Start Dataset rows

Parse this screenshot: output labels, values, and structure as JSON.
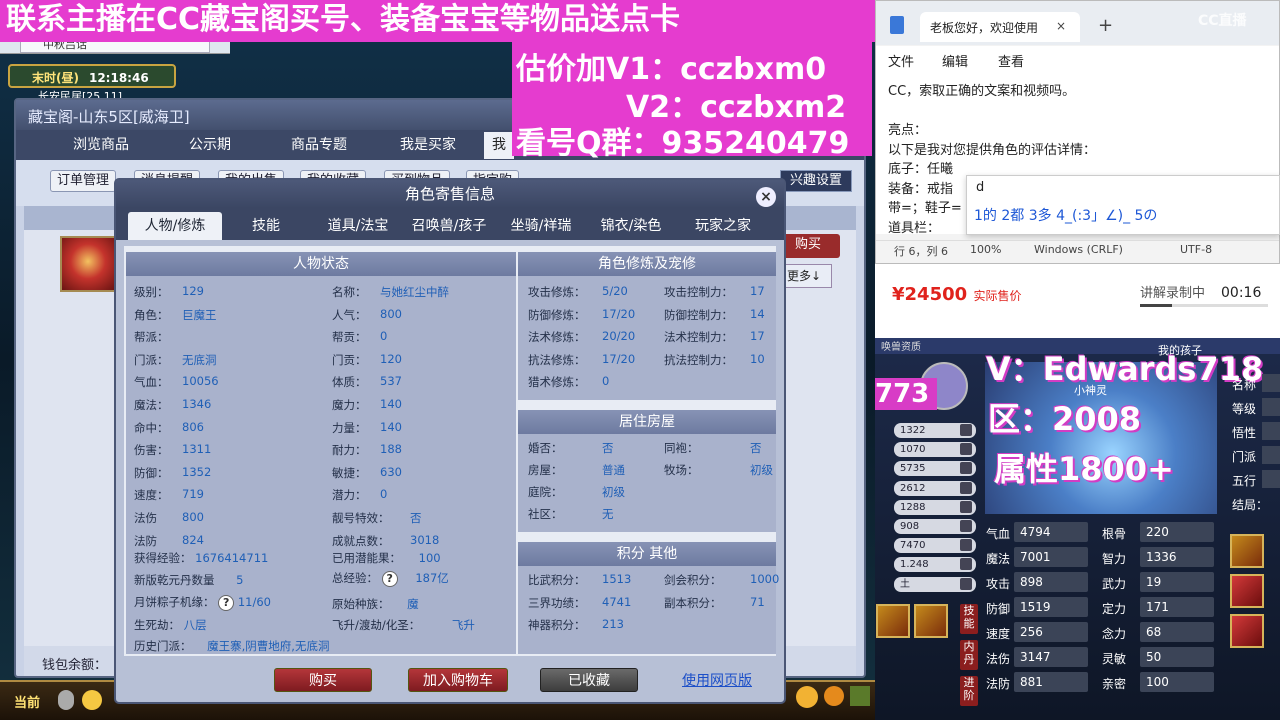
{
  "overlay": {
    "banner_top": "联系主播在CC藏宝阁买号、装备宝宝等物品送点卡",
    "line_v1": "估价加V1：cczbxm0",
    "line_v2": "V2：cczbxm2",
    "line_qq": "看号Q群：935240479"
  },
  "game": {
    "tab_label": "中秋吕话",
    "clock_label": "末时(昼)",
    "clock_time": "12:18:46",
    "map_name": "长安民居[25,11]",
    "current_label": "当前"
  },
  "treasure": {
    "title": "藏宝阁-山东5区[威海卫]",
    "tabs": [
      "浏览商品",
      "公示期",
      "商品专题",
      "我是买家",
      "我"
    ],
    "sub_buttons": [
      "订单管理",
      "消息提醒",
      "我的出售",
      "我的收藏",
      "买到物品",
      "指定购"
    ],
    "fav_settings": "兴趣设置",
    "side_buy": "购买",
    "side_more": "更多↓",
    "wallet_label": "钱包余额："
  },
  "role_dialog": {
    "title": "角色寄售信息",
    "tabs": [
      "人物/修炼",
      "技能",
      "道具/法宝",
      "召唤兽/孩子",
      "坐骑/祥瑞",
      "锦衣/染色",
      "玩家之家"
    ],
    "status_title": "人物状态",
    "status_left": [
      {
        "k": "级别：",
        "v": "129"
      },
      {
        "k": "角色：",
        "v": "巨魔王"
      },
      {
        "k": "帮派：",
        "v": ""
      },
      {
        "k": "门派：",
        "v": "无底洞"
      },
      {
        "k": "气血：",
        "v": "10056"
      },
      {
        "k": "魔法：",
        "v": "1346"
      },
      {
        "k": "命中：",
        "v": "806"
      },
      {
        "k": "伤害：",
        "v": "1311"
      },
      {
        "k": "防御：",
        "v": "1352"
      },
      {
        "k": "速度：",
        "v": "719"
      },
      {
        "k": "法伤",
        "v": "800"
      },
      {
        "k": "法防",
        "v": "824"
      }
    ],
    "status_right": [
      {
        "k": "名称：",
        "v": "与她红尘中醉"
      },
      {
        "k": "人气：",
        "v": "800"
      },
      {
        "k": "帮贡：",
        "v": "0"
      },
      {
        "k": "门贡：",
        "v": "120"
      },
      {
        "k": "体质：",
        "v": "537"
      },
      {
        "k": "魔力：",
        "v": "140"
      },
      {
        "k": "力量：",
        "v": "140"
      },
      {
        "k": "耐力：",
        "v": "188"
      },
      {
        "k": "敏捷：",
        "v": "630"
      },
      {
        "k": "潜力：",
        "v": "0"
      },
      {
        "k": "靓号特效：",
        "v": "否"
      },
      {
        "k": "成就点数：",
        "v": "3018"
      }
    ],
    "extra": {
      "exp_k": "获得经验：",
      "exp_v": "1676414711",
      "potential_k": "已用潜能果：",
      "potential_v": "100",
      "yuandan_k": "新版乾元丹数量",
      "yuandan_v": "5",
      "total_exp_k": "总经验：",
      "total_exp_v": "187亿",
      "mooncake_k": "月饼粽子机缘：",
      "mooncake_v": "11/60",
      "race_k": "原始种族：",
      "race_v": "魔",
      "life_k": "生死劫：",
      "life_v": "八层",
      "fly_k": "飞升/渡劫/化圣：",
      "fly_v": "飞升",
      "history_k": "历史门派：",
      "history_v": "魔王寨,阴曹地府,无底洞",
      "q_mark": "?"
    },
    "cultivation_title": "角色修炼及宠修",
    "cultivation": [
      {
        "k": "攻击修炼：",
        "v": "5/20",
        "k2": "攻击控制力：",
        "v2": "17"
      },
      {
        "k": "防御修炼：",
        "v": "17/20",
        "k2": "防御控制力：",
        "v2": "14"
      },
      {
        "k": "法术修炼：",
        "v": "20/20",
        "k2": "法术控制力：",
        "v2": "17"
      },
      {
        "k": "抗法修炼：",
        "v": "17/20",
        "k2": "抗法控制力：",
        "v2": "10"
      },
      {
        "k": "猎术修炼：",
        "v": "0",
        "k2": "",
        "v2": ""
      }
    ],
    "house_title": "居住房屋",
    "house": [
      {
        "k": "婚否：",
        "v": "否",
        "k2": "同袍：",
        "v2": "否"
      },
      {
        "k": "房屋：",
        "v": "普通",
        "k2": "牧场：",
        "v2": "初级"
      },
      {
        "k": "庭院：",
        "v": "初级",
        "k2": "",
        "v2": ""
      },
      {
        "k": "社区：",
        "v": "无",
        "k2": "",
        "v2": ""
      }
    ],
    "score_title": "积分 其他",
    "score": [
      {
        "k": "比武积分：",
        "v": "1513",
        "k2": "剑会积分：",
        "v2": "1000"
      },
      {
        "k": "三界功绩：",
        "v": "4741",
        "k2": "副本积分：",
        "v2": "71"
      },
      {
        "k": "神器积分：",
        "v": "213",
        "k2": "",
        "v2": ""
      }
    ],
    "buttons": {
      "buy": "购买",
      "cart": "加入购物车",
      "collected": "已收藏",
      "web": "使用网页版"
    }
  },
  "notepad": {
    "tab_title": "老板您好，欢迎使用",
    "close": "×",
    "plus": "+",
    "menu": [
      "文件",
      "编辑",
      "查看"
    ],
    "lines": [
      "CC，索取正确的文案和视频吗。",
      "",
      "亮点：",
      "以下是我对您提供角色的评估详情：",
      "底子：任曦",
      "装备：戒指",
      "带=；鞋子=",
      "道具栏："
    ],
    "ime_input": "d",
    "ime_candidates": "1的  2都  3多  4_(:3」∠)_  5の",
    "status": [
      "行 6，列 6",
      "100%",
      "Windows (CRLF)",
      "UTF-8"
    ],
    "watermark_small": "CC直播"
  },
  "price_bar": {
    "price": "¥24500",
    "price_note": "实际售价",
    "recording_label": "讲解录制中",
    "recording_time": "00:16",
    "recording_progress": 0.25
  },
  "right_game": {
    "title": "唤兽资质",
    "pet_name": "小神灵",
    "header_text": "我的孩子",
    "badge_773": "773",
    "big_v": "V：Edwards718",
    "big_qu": "区：2008",
    "big_attr": "属性1800+",
    "stats": [
      "1322",
      "1070",
      "5735",
      "2612",
      "1288",
      "908",
      "7470",
      "1.248",
      "土"
    ],
    "attrs": [
      {
        "k": "气血",
        "v": "4794",
        "k2": "根骨",
        "v2": "220"
      },
      {
        "k": "魔法",
        "v": "7001",
        "k2": "智力",
        "v2": "1336"
      },
      {
        "k": "攻击",
        "v": "898",
        "k2": "武力",
        "v2": "19"
      },
      {
        "k": "防御",
        "v": "1519",
        "k2": "定力",
        "v2": "171"
      },
      {
        "k": "速度",
        "v": "256",
        "k2": "念力",
        "v2": "68"
      },
      {
        "k": "法伤",
        "v": "3147",
        "k2": "灵敏",
        "v2": "50"
      },
      {
        "k": "法防",
        "v": "881",
        "k2": "亲密",
        "v2": "100"
      }
    ],
    "side_labels": [
      "名称",
      "等级",
      "悟性",
      "门派",
      "五行",
      "结局："
    ],
    "vertical_btns": [
      "技能",
      "内丹",
      "进阶"
    ],
    "cc_logo": "CC直播"
  }
}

End Dataset rows

_Request_
Reproduce the entries above exactly. Do not include the images.

_Final answer_
Parse this screenshot: output labels, values, and structure as JSON.
{
  "overlay": {
    "banner_top": "联系主播在CC藏宝阁买号、装备宝宝等物品送点卡",
    "line_v1": "估价加V1：cczbxm0",
    "line_v2": "V2：cczbxm2",
    "line_qq": "看号Q群：935240479"
  },
  "game": {
    "tab_label": "中秋吕话",
    "clock_label": "末时(昼)",
    "clock_time": "12:18:46",
    "map_name": "长安民居[25,11]",
    "current_label": "当前"
  },
  "treasure": {
    "title": "藏宝阁-山东5区[威海卫]",
    "tabs": [
      "浏览商品",
      "公示期",
      "商品专题",
      "我是买家",
      "我"
    ],
    "sub_buttons": [
      "订单管理",
      "消息提醒",
      "我的出售",
      "我的收藏",
      "买到物品",
      "指定购"
    ],
    "fav_settings": "兴趣设置",
    "side_buy": "购买",
    "side_more": "更多↓",
    "wallet_label": "钱包余额："
  },
  "role_dialog": {
    "title": "角色寄售信息",
    "tabs": [
      "人物/修炼",
      "技能",
      "道具/法宝",
      "召唤兽/孩子",
      "坐骑/祥瑞",
      "锦衣/染色",
      "玩家之家"
    ],
    "status_title": "人物状态",
    "status_left": [
      {
        "k": "级别：",
        "v": "129"
      },
      {
        "k": "角色：",
        "v": "巨魔王"
      },
      {
        "k": "帮派：",
        "v": ""
      },
      {
        "k": "门派：",
        "v": "无底洞"
      },
      {
        "k": "气血：",
        "v": "10056"
      },
      {
        "k": "魔法：",
        "v": "1346"
      },
      {
        "k": "命中：",
        "v": "806"
      },
      {
        "k": "伤害：",
        "v": "1311"
      },
      {
        "k": "防御：",
        "v": "1352"
      },
      {
        "k": "速度：",
        "v": "719"
      },
      {
        "k": "法伤",
        "v": "800"
      },
      {
        "k": "法防",
        "v": "824"
      }
    ],
    "status_right": [
      {
        "k": "名称：",
        "v": "与她红尘中醉"
      },
      {
        "k": "人气：",
        "v": "800"
      },
      {
        "k": "帮贡：",
        "v": "0"
      },
      {
        "k": "门贡：",
        "v": "120"
      },
      {
        "k": "体质：",
        "v": "537"
      },
      {
        "k": "魔力：",
        "v": "140"
      },
      {
        "k": "力量：",
        "v": "140"
      },
      {
        "k": "耐力：",
        "v": "188"
      },
      {
        "k": "敏捷：",
        "v": "630"
      },
      {
        "k": "潜力：",
        "v": "0"
      },
      {
        "k": "靓号特效：",
        "v": "否"
      },
      {
        "k": "成就点数：",
        "v": "3018"
      }
    ],
    "extra": {
      "exp_k": "获得经验：",
      "exp_v": "1676414711",
      "potential_k": "已用潜能果：",
      "potential_v": "100",
      "yuandan_k": "新版乾元丹数量",
      "yuandan_v": "5",
      "total_exp_k": "总经验：",
      "total_exp_v": "187亿",
      "mooncake_k": "月饼粽子机缘：",
      "mooncake_v": "11/60",
      "race_k": "原始种族：",
      "race_v": "魔",
      "life_k": "生死劫：",
      "life_v": "八层",
      "fly_k": "飞升/渡劫/化圣：",
      "fly_v": "飞升",
      "history_k": "历史门派：",
      "history_v": "魔王寨,阴曹地府,无底洞",
      "q_mark": "?"
    },
    "cultivation_title": "角色修炼及宠修",
    "cultivation": [
      {
        "k": "攻击修炼：",
        "v": "5/20",
        "k2": "攻击控制力：",
        "v2": "17"
      },
      {
        "k": "防御修炼：",
        "v": "17/20",
        "k2": "防御控制力：",
        "v2": "14"
      },
      {
        "k": "法术修炼：",
        "v": "20/20",
        "k2": "法术控制力：",
        "v2": "17"
      },
      {
        "k": "抗法修炼：",
        "v": "17/20",
        "k2": "抗法控制力：",
        "v2": "10"
      },
      {
        "k": "猎术修炼：",
        "v": "0",
        "k2": "",
        "v2": ""
      }
    ],
    "house_title": "居住房屋",
    "house": [
      {
        "k": "婚否：",
        "v": "否",
        "k2": "同袍：",
        "v2": "否"
      },
      {
        "k": "房屋：",
        "v": "普通",
        "k2": "牧场：",
        "v2": "初级"
      },
      {
        "k": "庭院：",
        "v": "初级",
        "k2": "",
        "v2": ""
      },
      {
        "k": "社区：",
        "v": "无",
        "k2": "",
        "v2": ""
      }
    ],
    "score_title": "积分 其他",
    "score": [
      {
        "k": "比武积分：",
        "v": "1513",
        "k2": "剑会积分：",
        "v2": "1000"
      },
      {
        "k": "三界功绩：",
        "v": "4741",
        "k2": "副本积分：",
        "v2": "71"
      },
      {
        "k": "神器积分：",
        "v": "213",
        "k2": "",
        "v2": ""
      }
    ],
    "buttons": {
      "buy": "购买",
      "cart": "加入购物车",
      "collected": "已收藏",
      "web": "使用网页版"
    }
  },
  "notepad": {
    "tab_title": "老板您好，欢迎使用",
    "close": "×",
    "plus": "+",
    "menu": [
      "文件",
      "编辑",
      "查看"
    ],
    "lines": [
      "CC，索取正确的文案和视频吗。",
      "",
      "亮点：",
      "以下是我对您提供角色的评估详情：",
      "底子：任曦",
      "装备：戒指",
      "带=；鞋子=",
      "道具栏："
    ],
    "ime_input": "d",
    "ime_candidates": "1的  2都  3多  4_(:3」∠)_  5の",
    "status": [
      "行 6，列 6",
      "100%",
      "Windows (CRLF)",
      "UTF-8"
    ],
    "watermark_small": "CC直播"
  },
  "price_bar": {
    "price": "¥24500",
    "price_note": "实际售价",
    "recording_label": "讲解录制中",
    "recording_time": "00:16",
    "recording_progress": 0.25
  },
  "right_game": {
    "title": "唤兽资质",
    "pet_name": "小神灵",
    "header_text": "我的孩子",
    "badge_773": "773",
    "big_v": "V：Edwards718",
    "big_qu": "区：2008",
    "big_attr": "属性1800+",
    "stats": [
      "1322",
      "1070",
      "5735",
      "2612",
      "1288",
      "908",
      "7470",
      "1.248",
      "土"
    ],
    "attrs": [
      {
        "k": "气血",
        "v": "4794",
        "k2": "根骨",
        "v2": "220"
      },
      {
        "k": "魔法",
        "v": "7001",
        "k2": "智力",
        "v2": "1336"
      },
      {
        "k": "攻击",
        "v": "898",
        "k2": "武力",
        "v2": "19"
      },
      {
        "k": "防御",
        "v": "1519",
        "k2": "定力",
        "v2": "171"
      },
      {
        "k": "速度",
        "v": "256",
        "k2": "念力",
        "v2": "68"
      },
      {
        "k": "法伤",
        "v": "3147",
        "k2": "灵敏",
        "v2": "50"
      },
      {
        "k": "法防",
        "v": "881",
        "k2": "亲密",
        "v2": "100"
      }
    ],
    "side_labels": [
      "名称",
      "等级",
      "悟性",
      "门派",
      "五行",
      "结局："
    ],
    "vertical_btns": [
      "技能",
      "内丹",
      "进阶"
    ],
    "cc_logo": "CC直播"
  }
}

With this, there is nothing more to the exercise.